WHAT IS EXPECTED:
Transcribe the data in full and exactly, omitting any pictures.

[Recorded data]
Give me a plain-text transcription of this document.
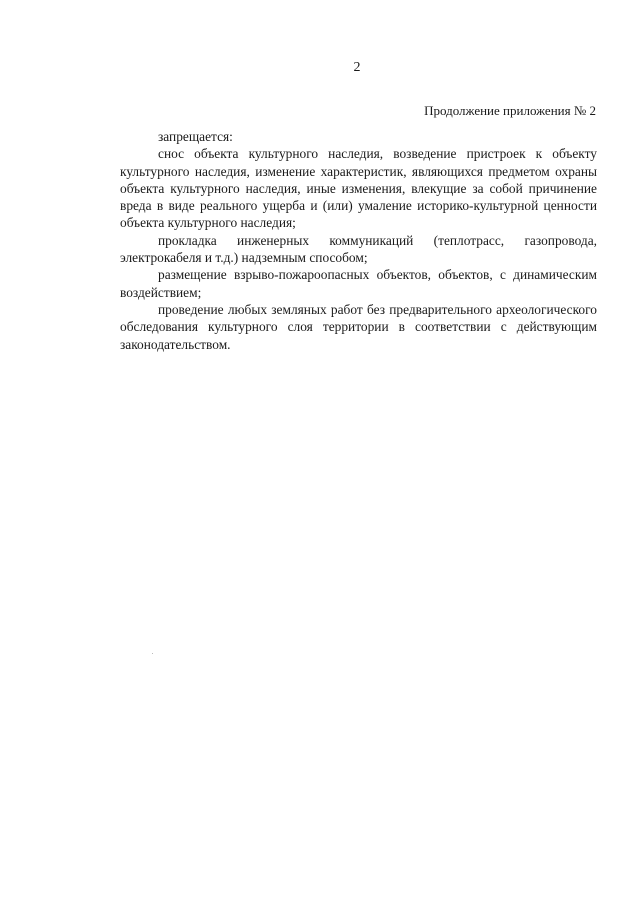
2
Продолжение приложения № 2

запрещается:

снос объекта культурного наследия, возведение пристроек к объекту культурного наследия, изменение характеристик, являющихся предметом охраны объекта культурного наследия, иные изменения, влекущие за собой причинение вреда в виде реального ущерба и (или) умаление историко-культурной ценности объекта культурного наследия;

прокладка инженерных коммуникаций (теплотрасс, газопровода, электрокабеля и т.д.) надземным способом;

размещение взрыво-пожароопасных объектов, объектов, с динамическим воздействием;

проведение любых земляных работ без предварительного археологического обследования культурного слоя территории в соответствии с действующим законодательством.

OUTPUT FOR THIS TASK:
Give me a plain-text transcription of this document.
2
Продолжение приложения № 2

запрещается:

снос объекта культурного наследия, возведение пристроек к объекту культурного наследия, изменение характеристик, являющихся предметом охраны объекта культурного наследия, иные изменения, влекущие за собой причинение вреда в виде реального ущерба и (или) умаление историко-культурной ценности объекта культурного наследия;

прокладка инженерных коммуникаций (теплотрасс, газопровода, электрокабеля и т.д.) надземным способом;

размещение взрыво-пожароопасных объектов, объектов, с динамическим воздействием;

проведение любых земляных работ без предварительного археологического обследования культурного слоя территории в соответствии с действующим законодательством.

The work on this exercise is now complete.